### GIVEN DATA
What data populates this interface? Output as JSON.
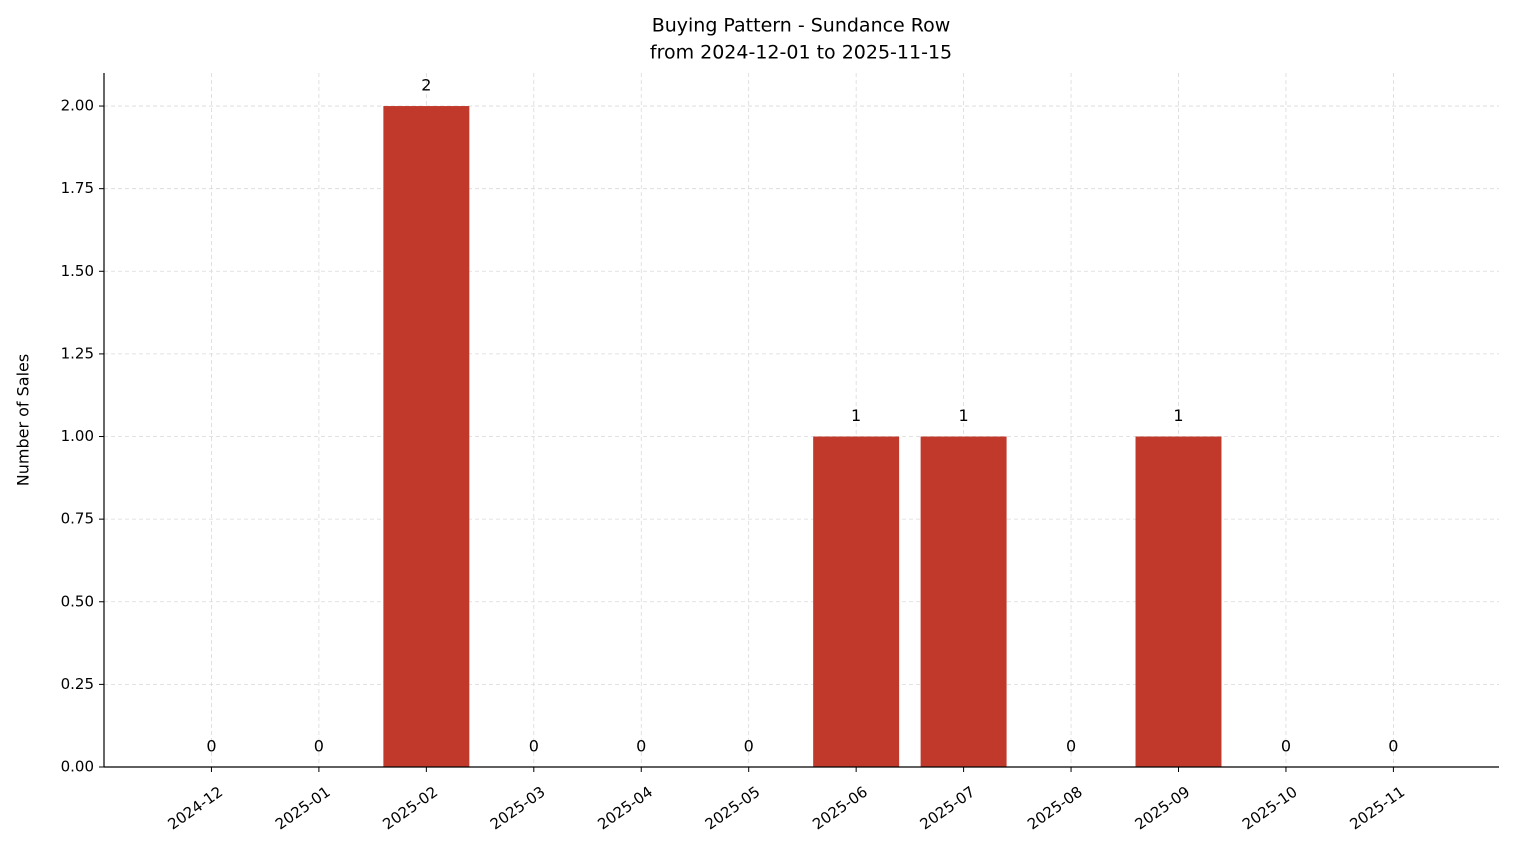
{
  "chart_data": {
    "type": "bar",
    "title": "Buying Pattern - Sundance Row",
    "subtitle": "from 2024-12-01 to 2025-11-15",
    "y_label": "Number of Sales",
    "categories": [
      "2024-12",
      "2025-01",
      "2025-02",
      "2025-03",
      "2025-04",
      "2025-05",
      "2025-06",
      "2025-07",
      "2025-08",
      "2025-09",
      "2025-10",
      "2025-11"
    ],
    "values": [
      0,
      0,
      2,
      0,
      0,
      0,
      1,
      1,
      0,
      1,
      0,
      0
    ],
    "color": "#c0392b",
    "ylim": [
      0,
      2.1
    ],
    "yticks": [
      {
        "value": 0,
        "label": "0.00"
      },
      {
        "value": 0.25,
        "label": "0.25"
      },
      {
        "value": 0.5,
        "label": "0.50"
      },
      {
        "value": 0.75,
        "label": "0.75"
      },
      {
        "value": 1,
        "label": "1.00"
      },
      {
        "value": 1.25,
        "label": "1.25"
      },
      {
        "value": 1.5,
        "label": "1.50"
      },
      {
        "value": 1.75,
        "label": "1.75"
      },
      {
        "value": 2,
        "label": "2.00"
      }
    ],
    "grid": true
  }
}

### GIVEN PROBLEM
Every record must be copied exactly, with the pictures left out.

### ANSWER TO THIS PROBLEM
What data populates this interface? Output as JSON.
{
  "chart_data": {
    "type": "bar",
    "title": "Buying Pattern - Sundance Row",
    "subtitle": "from 2024-12-01 to 2025-11-15",
    "y_label": "Number of Sales",
    "categories": [
      "2024-12",
      "2025-01",
      "2025-02",
      "2025-03",
      "2025-04",
      "2025-05",
      "2025-06",
      "2025-07",
      "2025-08",
      "2025-09",
      "2025-10",
      "2025-11"
    ],
    "values": [
      0,
      0,
      2,
      0,
      0,
      0,
      1,
      1,
      0,
      1,
      0,
      0
    ],
    "color": "#c0392b",
    "ylim": [
      0,
      2.1
    ],
    "yticks": [
      {
        "value": 0,
        "label": "0.00"
      },
      {
        "value": 0.25,
        "label": "0.25"
      },
      {
        "value": 0.5,
        "label": "0.50"
      },
      {
        "value": 0.75,
        "label": "0.75"
      },
      {
        "value": 1,
        "label": "1.00"
      },
      {
        "value": 1.25,
        "label": "1.25"
      },
      {
        "value": 1.5,
        "label": "1.50"
      },
      {
        "value": 1.75,
        "label": "1.75"
      },
      {
        "value": 2,
        "label": "2.00"
      }
    ],
    "grid": true
  }
}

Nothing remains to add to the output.